>> Start
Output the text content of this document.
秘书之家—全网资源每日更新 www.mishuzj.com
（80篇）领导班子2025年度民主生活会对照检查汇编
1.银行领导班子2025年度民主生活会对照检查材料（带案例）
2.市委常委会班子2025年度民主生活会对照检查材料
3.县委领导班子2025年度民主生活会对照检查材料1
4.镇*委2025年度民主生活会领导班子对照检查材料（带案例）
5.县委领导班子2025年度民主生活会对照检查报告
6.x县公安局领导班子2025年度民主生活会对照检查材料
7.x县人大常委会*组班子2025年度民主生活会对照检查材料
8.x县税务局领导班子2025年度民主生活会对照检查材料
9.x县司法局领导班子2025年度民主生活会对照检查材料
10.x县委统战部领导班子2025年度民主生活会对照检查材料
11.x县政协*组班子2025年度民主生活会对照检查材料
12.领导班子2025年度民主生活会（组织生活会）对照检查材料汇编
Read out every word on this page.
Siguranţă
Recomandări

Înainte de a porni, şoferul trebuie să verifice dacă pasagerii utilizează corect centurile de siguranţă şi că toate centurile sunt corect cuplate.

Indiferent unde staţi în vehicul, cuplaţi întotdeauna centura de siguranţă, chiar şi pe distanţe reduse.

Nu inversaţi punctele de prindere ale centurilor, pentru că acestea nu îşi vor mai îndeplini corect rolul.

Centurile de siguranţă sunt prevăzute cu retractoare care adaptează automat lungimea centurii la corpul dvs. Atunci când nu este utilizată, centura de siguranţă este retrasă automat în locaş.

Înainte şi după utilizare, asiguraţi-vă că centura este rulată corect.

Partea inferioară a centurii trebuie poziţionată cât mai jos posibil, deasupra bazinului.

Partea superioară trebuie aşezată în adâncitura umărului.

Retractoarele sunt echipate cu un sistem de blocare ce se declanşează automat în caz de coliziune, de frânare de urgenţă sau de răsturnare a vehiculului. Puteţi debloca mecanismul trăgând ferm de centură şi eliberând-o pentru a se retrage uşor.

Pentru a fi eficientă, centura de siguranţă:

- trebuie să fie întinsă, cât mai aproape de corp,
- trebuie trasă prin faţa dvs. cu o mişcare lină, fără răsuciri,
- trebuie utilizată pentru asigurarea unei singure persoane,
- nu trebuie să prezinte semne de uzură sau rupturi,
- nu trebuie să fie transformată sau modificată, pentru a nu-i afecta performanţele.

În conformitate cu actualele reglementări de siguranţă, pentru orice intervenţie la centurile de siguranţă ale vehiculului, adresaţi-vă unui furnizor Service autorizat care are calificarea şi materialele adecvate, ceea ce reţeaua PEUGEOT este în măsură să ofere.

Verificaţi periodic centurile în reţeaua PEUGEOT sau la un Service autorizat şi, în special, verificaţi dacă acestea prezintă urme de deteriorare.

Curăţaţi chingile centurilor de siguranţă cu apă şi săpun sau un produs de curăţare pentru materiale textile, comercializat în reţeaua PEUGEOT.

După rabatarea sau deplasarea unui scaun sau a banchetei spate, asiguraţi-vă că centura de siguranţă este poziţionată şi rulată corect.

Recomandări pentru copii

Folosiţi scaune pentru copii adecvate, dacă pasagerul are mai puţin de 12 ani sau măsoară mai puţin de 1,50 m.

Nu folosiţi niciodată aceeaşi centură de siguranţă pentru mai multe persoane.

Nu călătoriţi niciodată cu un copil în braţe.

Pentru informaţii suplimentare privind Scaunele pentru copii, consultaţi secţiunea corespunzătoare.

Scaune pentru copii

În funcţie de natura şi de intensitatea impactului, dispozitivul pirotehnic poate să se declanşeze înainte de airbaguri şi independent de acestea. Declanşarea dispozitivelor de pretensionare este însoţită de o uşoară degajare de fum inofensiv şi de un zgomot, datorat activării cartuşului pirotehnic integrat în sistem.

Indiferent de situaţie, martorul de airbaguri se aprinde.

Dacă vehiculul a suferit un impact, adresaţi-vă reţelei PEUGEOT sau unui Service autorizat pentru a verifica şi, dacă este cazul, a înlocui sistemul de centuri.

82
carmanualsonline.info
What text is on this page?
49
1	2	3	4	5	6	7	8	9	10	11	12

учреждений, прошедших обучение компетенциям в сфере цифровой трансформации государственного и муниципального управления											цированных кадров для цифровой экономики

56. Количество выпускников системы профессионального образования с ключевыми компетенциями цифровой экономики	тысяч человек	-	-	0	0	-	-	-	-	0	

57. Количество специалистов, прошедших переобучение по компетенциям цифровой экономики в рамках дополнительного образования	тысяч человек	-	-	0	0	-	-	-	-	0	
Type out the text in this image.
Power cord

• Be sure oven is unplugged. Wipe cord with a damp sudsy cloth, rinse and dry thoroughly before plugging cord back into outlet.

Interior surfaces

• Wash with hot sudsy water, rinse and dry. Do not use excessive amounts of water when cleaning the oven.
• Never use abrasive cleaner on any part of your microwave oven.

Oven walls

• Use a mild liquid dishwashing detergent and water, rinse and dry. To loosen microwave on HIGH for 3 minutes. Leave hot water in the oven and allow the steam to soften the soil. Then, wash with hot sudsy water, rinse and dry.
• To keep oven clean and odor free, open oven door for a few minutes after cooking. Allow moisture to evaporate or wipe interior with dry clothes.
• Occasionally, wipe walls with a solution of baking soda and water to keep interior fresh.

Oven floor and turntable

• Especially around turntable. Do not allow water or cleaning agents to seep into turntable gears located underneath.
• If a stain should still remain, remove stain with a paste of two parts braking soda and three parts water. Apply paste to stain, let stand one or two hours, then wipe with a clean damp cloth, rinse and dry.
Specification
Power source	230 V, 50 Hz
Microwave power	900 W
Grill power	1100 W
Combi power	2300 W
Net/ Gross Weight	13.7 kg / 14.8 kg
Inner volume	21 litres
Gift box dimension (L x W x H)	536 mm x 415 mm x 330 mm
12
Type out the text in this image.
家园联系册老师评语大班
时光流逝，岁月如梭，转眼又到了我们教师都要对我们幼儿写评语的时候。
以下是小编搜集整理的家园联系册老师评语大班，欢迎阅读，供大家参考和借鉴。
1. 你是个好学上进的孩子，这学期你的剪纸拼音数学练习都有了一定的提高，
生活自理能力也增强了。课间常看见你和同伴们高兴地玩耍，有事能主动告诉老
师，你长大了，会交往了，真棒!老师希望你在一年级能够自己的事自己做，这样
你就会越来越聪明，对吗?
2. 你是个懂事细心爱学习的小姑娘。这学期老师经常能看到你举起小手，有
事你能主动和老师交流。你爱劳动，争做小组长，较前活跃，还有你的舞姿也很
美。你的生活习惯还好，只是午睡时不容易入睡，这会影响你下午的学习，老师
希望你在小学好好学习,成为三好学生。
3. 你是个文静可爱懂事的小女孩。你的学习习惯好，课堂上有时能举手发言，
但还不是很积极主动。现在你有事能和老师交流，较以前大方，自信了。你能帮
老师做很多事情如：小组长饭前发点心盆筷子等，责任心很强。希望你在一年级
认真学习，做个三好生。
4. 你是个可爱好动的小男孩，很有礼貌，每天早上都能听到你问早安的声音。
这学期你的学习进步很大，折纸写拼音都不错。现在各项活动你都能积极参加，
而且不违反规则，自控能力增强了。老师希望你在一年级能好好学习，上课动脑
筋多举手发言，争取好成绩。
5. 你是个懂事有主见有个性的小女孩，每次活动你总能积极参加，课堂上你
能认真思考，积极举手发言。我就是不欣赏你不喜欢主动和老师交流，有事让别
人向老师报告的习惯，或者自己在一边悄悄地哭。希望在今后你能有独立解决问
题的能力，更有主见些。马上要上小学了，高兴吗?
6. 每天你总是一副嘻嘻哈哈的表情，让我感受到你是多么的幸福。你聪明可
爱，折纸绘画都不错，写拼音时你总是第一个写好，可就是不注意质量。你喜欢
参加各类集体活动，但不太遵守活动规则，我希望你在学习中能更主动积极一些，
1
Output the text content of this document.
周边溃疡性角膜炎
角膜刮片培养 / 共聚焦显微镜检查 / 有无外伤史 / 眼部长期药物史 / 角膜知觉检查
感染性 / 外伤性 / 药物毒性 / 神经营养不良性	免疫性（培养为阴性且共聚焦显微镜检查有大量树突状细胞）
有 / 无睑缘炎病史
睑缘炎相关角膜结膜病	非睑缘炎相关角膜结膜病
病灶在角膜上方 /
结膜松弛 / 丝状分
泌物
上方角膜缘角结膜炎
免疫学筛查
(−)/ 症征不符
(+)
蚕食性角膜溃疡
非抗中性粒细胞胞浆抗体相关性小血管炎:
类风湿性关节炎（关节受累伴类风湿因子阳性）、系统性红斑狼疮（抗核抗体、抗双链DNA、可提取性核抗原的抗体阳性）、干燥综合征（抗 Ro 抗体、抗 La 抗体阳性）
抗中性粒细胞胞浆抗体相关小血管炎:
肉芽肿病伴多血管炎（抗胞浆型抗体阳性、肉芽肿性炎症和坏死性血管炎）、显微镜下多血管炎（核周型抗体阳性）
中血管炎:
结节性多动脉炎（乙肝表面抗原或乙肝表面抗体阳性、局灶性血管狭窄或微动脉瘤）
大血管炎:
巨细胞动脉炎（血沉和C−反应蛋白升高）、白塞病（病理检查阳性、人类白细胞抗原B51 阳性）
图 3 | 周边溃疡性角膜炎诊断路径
>> End
WHAT IS REQUIRED → Compute how many lines include the string "minutes", then give that number by itself.

FINISHED ANSWER → 2